§ Your instructions: Write the data out again, character for character, with no images.

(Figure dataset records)
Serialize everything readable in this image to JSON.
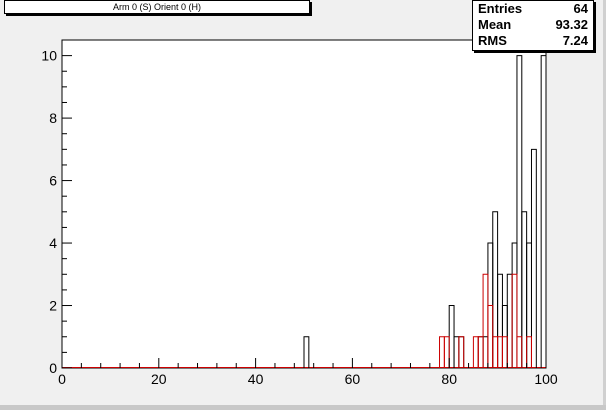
{
  "title": "Arm 0 (S) Orient 0 (H)",
  "stats": [
    {
      "key": "Entries",
      "value": "64"
    },
    {
      "key": "Mean",
      "value": "93.32"
    },
    {
      "key": "RMS",
      "value": "7.24"
    }
  ],
  "chart_data": {
    "type": "histogram",
    "xlim": [
      0,
      100
    ],
    "ylim": [
      0,
      10.5
    ],
    "bin_width": 1,
    "x_ticks": [
      0,
      20,
      40,
      60,
      80,
      100
    ],
    "y_ticks": [
      0,
      2,
      4,
      6,
      8,
      10
    ],
    "colors": {
      "series_1": "#000000",
      "series_2": "#cc0000"
    },
    "series": [
      {
        "bins": [
          {
            "x0": 50,
            "x1": 51,
            "y": 1
          },
          {
            "x0": 80,
            "x1": 81,
            "y": 2
          },
          {
            "x0": 81,
            "x1": 82,
            "y": 1
          },
          {
            "x0": 82,
            "x1": 83,
            "y": 1
          },
          {
            "x0": 86,
            "x1": 87,
            "y": 1
          },
          {
            "x0": 87,
            "x1": 88,
            "y": 1
          },
          {
            "x0": 88,
            "x1": 89,
            "y": 4
          },
          {
            "x0": 89,
            "x1": 90,
            "y": 5
          },
          {
            "x0": 90,
            "x1": 91,
            "y": 3
          },
          {
            "x0": 91,
            "x1": 92,
            "y": 2
          },
          {
            "x0": 92,
            "x1": 93,
            "y": 3
          },
          {
            "x0": 93,
            "x1": 94,
            "y": 4
          },
          {
            "x0": 94,
            "x1": 95,
            "y": 10
          },
          {
            "x0": 95,
            "x1": 96,
            "y": 5
          },
          {
            "x0": 96,
            "x1": 97,
            "y": 4
          },
          {
            "x0": 97,
            "x1": 98,
            "y": 7
          },
          {
            "x0": 99,
            "x1": 100,
            "y": 10
          }
        ]
      },
      {
        "bins": [
          {
            "x0": 78,
            "x1": 79,
            "y": 1
          },
          {
            "x0": 79,
            "x1": 80,
            "y": 1
          },
          {
            "x0": 82,
            "x1": 83,
            "y": 1
          },
          {
            "x0": 85,
            "x1": 86,
            "y": 1
          },
          {
            "x0": 86,
            "x1": 87,
            "y": 1
          },
          {
            "x0": 87,
            "x1": 88,
            "y": 3
          },
          {
            "x0": 88,
            "x1": 89,
            "y": 2
          },
          {
            "x0": 89,
            "x1": 90,
            "y": 1
          },
          {
            "x0": 90,
            "x1": 91,
            "y": 1
          },
          {
            "x0": 91,
            "x1": 92,
            "y": 1
          },
          {
            "x0": 93,
            "x1": 94,
            "y": 3
          },
          {
            "x0": 94,
            "x1": 95,
            "y": 1
          },
          {
            "x0": 96,
            "x1": 97,
            "y": 1
          }
        ]
      }
    ]
  }
}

§ Result of this exercise:
Serialize everything readable in this image to JSON.
{
  "title": "Arm 0 (S) Orient 0 (H)",
  "stats": [
    {
      "key": "Entries",
      "value": "64"
    },
    {
      "key": "Mean",
      "value": "93.32"
    },
    {
      "key": "RMS",
      "value": "7.24"
    }
  ],
  "chart_data": {
    "type": "histogram",
    "xlim": [
      0,
      100
    ],
    "ylim": [
      0,
      10.5
    ],
    "bin_width": 1,
    "x_ticks": [
      0,
      20,
      40,
      60,
      80,
      100
    ],
    "y_ticks": [
      0,
      2,
      4,
      6,
      8,
      10
    ],
    "colors": {
      "series_1": "#000000",
      "series_2": "#cc0000"
    },
    "series": [
      {
        "bins": [
          {
            "x0": 50,
            "x1": 51,
            "y": 1
          },
          {
            "x0": 80,
            "x1": 81,
            "y": 2
          },
          {
            "x0": 81,
            "x1": 82,
            "y": 1
          },
          {
            "x0": 82,
            "x1": 83,
            "y": 1
          },
          {
            "x0": 86,
            "x1": 87,
            "y": 1
          },
          {
            "x0": 87,
            "x1": 88,
            "y": 1
          },
          {
            "x0": 88,
            "x1": 89,
            "y": 4
          },
          {
            "x0": 89,
            "x1": 90,
            "y": 5
          },
          {
            "x0": 90,
            "x1": 91,
            "y": 3
          },
          {
            "x0": 91,
            "x1": 92,
            "y": 2
          },
          {
            "x0": 92,
            "x1": 93,
            "y": 3
          },
          {
            "x0": 93,
            "x1": 94,
            "y": 4
          },
          {
            "x0": 94,
            "x1": 95,
            "y": 10
          },
          {
            "x0": 95,
            "x1": 96,
            "y": 5
          },
          {
            "x0": 96,
            "x1": 97,
            "y": 4
          },
          {
            "x0": 97,
            "x1": 98,
            "y": 7
          },
          {
            "x0": 99,
            "x1": 100,
            "y": 10
          }
        ]
      },
      {
        "bins": [
          {
            "x0": 78,
            "x1": 79,
            "y": 1
          },
          {
            "x0": 79,
            "x1": 80,
            "y": 1
          },
          {
            "x0": 82,
            "x1": 83,
            "y": 1
          },
          {
            "x0": 85,
            "x1": 86,
            "y": 1
          },
          {
            "x0": 86,
            "x1": 87,
            "y": 1
          },
          {
            "x0": 87,
            "x1": 88,
            "y": 3
          },
          {
            "x0": 88,
            "x1": 89,
            "y": 2
          },
          {
            "x0": 89,
            "x1": 90,
            "y": 1
          },
          {
            "x0": 90,
            "x1": 91,
            "y": 1
          },
          {
            "x0": 91,
            "x1": 92,
            "y": 1
          },
          {
            "x0": 93,
            "x1": 94,
            "y": 3
          },
          {
            "x0": 94,
            "x1": 95,
            "y": 1
          },
          {
            "x0": 96,
            "x1": 97,
            "y": 1
          }
        ]
      }
    ]
  }
}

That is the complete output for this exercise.